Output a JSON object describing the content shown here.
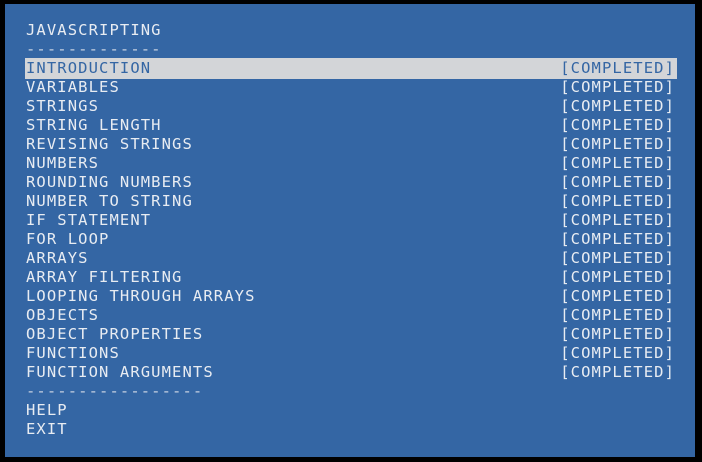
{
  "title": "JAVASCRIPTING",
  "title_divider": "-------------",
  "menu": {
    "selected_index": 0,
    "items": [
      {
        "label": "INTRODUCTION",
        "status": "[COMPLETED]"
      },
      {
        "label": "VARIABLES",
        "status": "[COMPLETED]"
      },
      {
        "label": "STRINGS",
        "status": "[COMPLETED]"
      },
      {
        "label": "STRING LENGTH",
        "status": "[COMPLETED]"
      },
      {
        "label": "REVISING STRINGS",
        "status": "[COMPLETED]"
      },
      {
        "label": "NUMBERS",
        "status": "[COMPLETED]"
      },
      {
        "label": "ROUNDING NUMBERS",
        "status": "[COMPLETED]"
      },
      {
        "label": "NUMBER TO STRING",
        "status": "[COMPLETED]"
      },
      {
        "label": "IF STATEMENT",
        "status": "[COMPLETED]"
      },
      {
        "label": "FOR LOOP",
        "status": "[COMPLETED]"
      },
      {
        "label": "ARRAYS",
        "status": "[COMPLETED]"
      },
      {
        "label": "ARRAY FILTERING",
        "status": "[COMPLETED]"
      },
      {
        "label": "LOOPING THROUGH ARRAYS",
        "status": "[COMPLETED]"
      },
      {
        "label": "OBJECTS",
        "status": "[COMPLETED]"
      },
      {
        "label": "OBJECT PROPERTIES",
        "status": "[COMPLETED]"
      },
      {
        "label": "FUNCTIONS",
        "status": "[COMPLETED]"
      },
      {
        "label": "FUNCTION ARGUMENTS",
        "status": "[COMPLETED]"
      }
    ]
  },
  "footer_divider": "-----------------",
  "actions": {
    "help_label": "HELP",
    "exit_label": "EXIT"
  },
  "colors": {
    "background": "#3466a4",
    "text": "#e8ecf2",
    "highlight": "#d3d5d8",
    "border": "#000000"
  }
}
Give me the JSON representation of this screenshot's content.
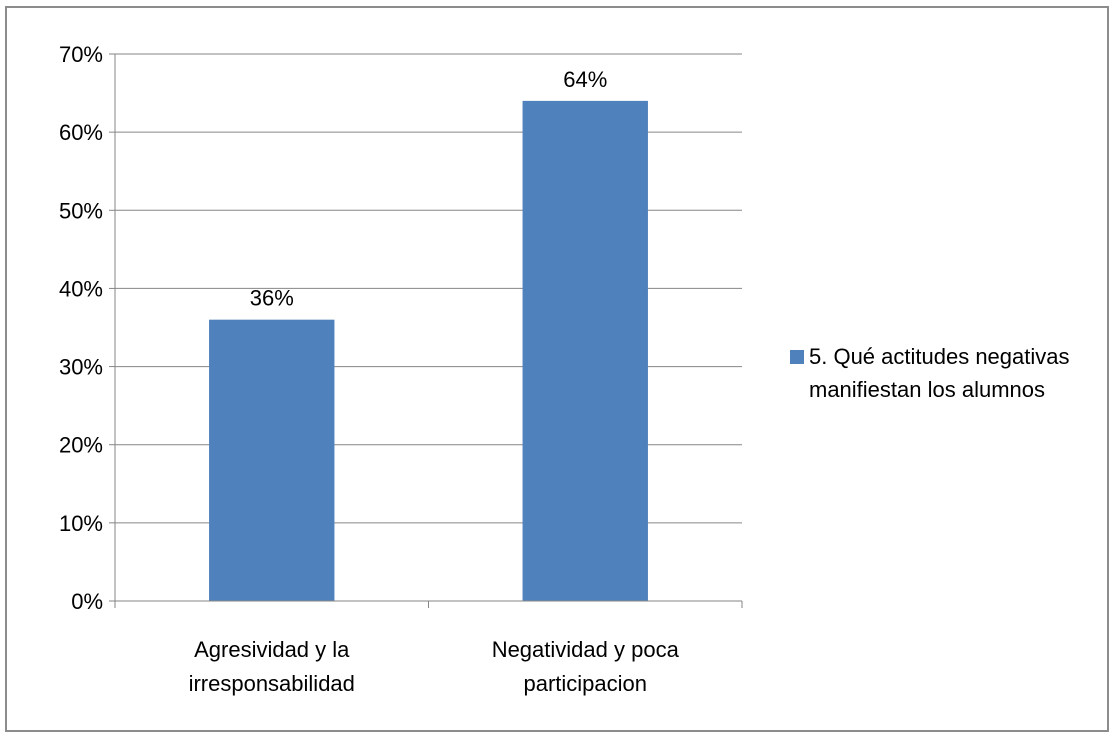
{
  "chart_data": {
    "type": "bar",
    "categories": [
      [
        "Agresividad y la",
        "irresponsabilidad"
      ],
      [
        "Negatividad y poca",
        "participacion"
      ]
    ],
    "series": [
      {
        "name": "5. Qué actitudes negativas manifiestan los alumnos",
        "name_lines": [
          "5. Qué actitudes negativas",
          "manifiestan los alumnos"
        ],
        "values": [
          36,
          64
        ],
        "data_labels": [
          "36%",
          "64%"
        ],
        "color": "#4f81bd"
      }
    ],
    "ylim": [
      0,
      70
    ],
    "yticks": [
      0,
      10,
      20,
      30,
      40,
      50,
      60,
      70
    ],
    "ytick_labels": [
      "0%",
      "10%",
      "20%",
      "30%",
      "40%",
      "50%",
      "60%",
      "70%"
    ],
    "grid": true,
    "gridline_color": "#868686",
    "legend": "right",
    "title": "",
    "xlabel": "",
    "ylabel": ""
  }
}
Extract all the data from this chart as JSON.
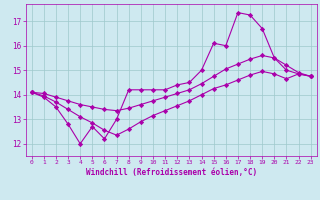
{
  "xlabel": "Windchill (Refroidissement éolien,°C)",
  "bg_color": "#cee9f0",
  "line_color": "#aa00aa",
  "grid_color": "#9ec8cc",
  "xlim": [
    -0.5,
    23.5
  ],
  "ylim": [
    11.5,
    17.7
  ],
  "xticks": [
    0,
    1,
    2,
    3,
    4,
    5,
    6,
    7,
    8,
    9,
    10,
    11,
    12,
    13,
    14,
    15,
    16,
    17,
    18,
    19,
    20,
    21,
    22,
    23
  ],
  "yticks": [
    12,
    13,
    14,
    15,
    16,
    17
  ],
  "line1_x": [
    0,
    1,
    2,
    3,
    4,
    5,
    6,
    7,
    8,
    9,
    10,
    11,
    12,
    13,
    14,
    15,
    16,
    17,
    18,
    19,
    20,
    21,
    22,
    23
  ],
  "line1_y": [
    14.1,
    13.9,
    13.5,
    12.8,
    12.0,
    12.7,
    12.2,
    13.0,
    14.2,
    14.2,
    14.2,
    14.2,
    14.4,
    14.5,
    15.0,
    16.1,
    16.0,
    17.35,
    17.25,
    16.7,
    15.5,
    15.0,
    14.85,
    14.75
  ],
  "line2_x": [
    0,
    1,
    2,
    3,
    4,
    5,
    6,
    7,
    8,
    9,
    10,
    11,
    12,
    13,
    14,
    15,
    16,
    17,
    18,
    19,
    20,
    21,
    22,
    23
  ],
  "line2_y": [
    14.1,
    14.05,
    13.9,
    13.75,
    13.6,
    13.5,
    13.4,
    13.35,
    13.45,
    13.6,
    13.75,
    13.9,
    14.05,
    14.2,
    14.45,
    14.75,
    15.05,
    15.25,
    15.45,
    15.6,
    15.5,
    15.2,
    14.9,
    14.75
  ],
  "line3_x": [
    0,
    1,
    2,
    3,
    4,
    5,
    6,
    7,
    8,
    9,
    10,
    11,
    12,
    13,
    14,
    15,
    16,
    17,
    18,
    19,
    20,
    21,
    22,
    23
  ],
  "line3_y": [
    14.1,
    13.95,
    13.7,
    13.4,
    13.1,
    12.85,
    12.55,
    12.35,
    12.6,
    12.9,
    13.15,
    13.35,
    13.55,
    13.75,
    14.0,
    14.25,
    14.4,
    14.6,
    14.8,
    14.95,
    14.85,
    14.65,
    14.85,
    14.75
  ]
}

Set task: Show all lines from the data above in which the word "JSON" appears.

Solution below:
Output a JSON object describing the content shown here.
Give me the JSON representation of this screenshot's content.
Extract all the data from this chart as JSON.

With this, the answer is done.